— Problem requirements —
Review the material and extract every line in which the word "watermark" occurs.
-----
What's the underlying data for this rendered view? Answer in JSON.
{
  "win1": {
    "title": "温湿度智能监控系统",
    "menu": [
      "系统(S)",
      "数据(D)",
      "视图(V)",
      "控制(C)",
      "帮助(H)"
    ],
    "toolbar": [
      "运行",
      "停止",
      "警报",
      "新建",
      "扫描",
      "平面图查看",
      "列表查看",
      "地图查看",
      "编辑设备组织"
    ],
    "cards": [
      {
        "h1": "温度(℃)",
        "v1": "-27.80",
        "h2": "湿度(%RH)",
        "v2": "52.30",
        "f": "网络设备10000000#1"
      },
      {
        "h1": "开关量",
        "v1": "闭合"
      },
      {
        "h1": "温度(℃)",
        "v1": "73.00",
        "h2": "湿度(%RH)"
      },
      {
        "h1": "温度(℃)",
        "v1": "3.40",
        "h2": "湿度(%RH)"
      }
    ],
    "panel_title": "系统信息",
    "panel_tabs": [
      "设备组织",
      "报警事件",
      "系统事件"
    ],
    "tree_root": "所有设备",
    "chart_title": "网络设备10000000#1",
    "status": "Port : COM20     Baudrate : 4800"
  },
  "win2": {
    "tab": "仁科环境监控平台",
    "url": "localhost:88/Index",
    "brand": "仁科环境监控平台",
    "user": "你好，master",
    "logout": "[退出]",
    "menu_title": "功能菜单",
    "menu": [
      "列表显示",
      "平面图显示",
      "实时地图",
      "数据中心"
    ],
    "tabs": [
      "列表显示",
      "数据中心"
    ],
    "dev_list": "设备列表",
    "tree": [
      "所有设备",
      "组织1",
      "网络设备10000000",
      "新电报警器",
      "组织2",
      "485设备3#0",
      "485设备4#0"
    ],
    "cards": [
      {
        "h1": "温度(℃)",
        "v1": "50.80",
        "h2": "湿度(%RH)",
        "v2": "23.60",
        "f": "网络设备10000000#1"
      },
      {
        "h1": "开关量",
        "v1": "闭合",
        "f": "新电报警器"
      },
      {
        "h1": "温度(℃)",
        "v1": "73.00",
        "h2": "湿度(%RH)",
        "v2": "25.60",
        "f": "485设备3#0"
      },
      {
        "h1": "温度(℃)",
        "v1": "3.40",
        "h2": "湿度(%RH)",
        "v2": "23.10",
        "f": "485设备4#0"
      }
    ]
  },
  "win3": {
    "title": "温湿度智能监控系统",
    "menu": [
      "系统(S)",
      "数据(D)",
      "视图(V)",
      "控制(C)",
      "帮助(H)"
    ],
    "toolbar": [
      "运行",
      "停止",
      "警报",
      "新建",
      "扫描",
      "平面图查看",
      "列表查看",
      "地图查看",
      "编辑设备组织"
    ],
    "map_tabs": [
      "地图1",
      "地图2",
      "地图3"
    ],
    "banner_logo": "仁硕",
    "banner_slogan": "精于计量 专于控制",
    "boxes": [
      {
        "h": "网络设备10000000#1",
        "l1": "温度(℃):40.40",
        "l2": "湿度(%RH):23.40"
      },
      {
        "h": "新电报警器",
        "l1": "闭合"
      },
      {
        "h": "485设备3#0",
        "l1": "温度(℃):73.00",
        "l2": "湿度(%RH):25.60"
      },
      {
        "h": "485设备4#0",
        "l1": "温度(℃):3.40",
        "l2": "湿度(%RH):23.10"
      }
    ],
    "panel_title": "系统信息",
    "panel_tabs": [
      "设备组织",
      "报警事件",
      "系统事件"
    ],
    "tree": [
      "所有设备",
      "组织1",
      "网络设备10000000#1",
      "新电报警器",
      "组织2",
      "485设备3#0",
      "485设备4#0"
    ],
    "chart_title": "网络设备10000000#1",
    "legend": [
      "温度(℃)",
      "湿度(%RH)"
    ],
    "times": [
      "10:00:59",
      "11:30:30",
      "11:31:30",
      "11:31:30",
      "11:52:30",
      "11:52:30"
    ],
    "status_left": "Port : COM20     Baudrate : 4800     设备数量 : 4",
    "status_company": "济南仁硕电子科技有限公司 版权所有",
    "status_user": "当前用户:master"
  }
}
-----
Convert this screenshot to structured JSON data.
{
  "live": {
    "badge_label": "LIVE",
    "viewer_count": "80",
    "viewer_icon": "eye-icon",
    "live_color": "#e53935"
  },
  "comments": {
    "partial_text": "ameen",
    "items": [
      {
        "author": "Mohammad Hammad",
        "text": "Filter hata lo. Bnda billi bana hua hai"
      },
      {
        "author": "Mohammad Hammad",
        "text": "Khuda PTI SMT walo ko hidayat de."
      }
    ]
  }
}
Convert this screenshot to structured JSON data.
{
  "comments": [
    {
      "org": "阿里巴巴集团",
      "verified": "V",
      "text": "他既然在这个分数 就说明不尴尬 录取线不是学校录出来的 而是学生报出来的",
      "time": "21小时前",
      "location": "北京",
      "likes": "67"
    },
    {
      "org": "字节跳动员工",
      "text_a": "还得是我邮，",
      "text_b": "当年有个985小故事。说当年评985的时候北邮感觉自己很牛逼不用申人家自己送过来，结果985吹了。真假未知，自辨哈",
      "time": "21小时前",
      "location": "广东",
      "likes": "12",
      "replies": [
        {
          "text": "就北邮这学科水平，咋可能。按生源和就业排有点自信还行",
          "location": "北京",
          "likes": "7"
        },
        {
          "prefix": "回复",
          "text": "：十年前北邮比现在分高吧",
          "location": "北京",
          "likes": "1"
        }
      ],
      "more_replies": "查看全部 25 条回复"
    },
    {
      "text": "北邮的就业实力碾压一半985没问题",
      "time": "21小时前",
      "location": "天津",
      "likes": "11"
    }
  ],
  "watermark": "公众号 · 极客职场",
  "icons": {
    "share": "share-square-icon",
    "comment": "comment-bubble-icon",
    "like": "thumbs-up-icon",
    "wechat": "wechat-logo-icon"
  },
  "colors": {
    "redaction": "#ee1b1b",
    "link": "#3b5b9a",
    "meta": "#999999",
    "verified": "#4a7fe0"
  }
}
-----
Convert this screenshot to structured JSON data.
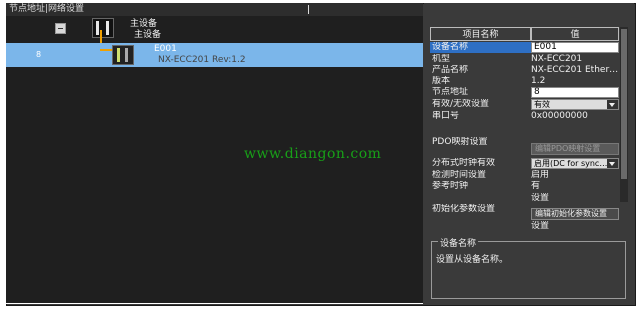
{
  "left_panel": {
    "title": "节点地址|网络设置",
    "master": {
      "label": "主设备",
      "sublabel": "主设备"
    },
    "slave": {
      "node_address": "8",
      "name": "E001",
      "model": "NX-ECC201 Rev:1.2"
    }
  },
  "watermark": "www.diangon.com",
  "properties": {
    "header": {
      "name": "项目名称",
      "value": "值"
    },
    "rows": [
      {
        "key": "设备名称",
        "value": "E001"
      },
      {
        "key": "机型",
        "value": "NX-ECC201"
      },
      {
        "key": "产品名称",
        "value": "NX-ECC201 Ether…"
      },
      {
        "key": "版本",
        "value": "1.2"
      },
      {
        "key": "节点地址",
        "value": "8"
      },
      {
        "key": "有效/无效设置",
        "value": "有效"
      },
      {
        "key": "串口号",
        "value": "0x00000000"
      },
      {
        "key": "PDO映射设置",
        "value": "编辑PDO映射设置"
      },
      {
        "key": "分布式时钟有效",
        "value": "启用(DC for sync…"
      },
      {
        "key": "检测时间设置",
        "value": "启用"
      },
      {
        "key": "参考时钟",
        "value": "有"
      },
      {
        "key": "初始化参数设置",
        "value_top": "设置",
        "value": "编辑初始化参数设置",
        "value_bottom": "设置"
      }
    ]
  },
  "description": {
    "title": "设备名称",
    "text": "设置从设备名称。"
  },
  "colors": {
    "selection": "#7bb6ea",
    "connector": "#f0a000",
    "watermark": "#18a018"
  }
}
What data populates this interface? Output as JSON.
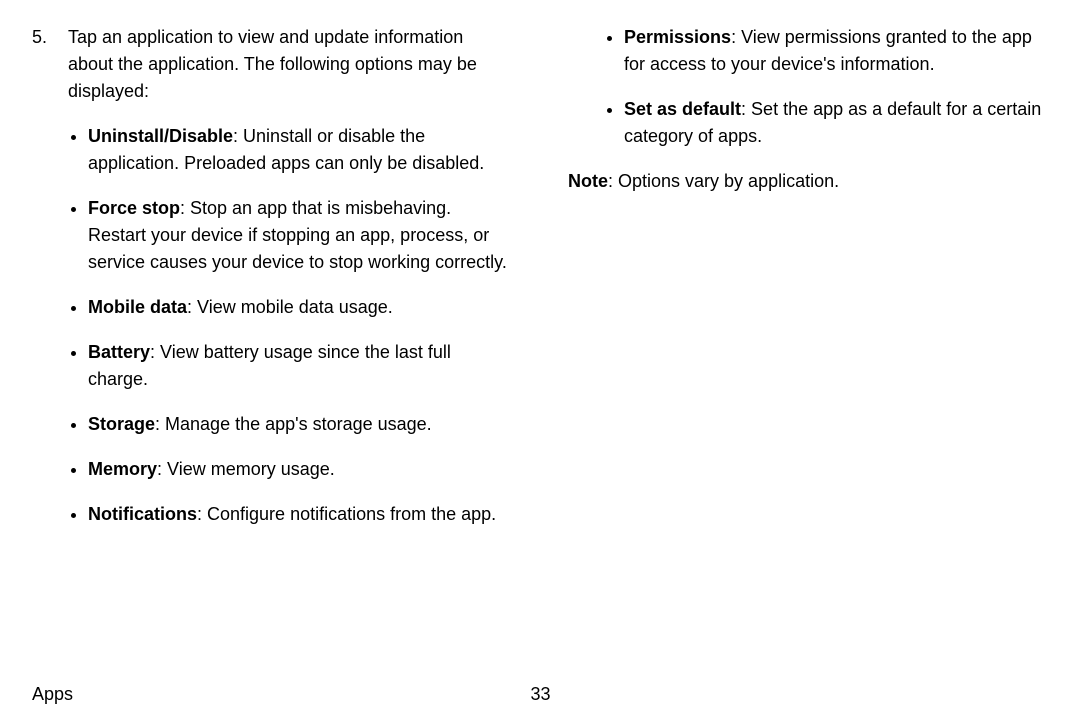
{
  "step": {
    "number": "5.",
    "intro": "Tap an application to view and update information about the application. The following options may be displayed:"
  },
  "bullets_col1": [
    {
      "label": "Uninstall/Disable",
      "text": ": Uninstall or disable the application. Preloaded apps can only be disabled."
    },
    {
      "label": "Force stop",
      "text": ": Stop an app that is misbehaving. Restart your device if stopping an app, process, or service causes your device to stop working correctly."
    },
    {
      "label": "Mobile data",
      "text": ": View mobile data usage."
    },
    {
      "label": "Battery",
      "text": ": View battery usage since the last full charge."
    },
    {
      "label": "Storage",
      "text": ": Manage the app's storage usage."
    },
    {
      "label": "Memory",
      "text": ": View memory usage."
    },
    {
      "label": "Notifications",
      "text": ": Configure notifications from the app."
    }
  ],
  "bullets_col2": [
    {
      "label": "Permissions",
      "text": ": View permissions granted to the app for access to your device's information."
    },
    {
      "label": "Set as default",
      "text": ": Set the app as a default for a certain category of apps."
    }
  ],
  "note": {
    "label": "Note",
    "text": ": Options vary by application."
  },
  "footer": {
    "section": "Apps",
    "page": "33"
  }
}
-----
— Written response —
  "watermark": "公众号 · 极客职场",
  "watermark": "www.diangon.com",
    "watermark": "#18a018"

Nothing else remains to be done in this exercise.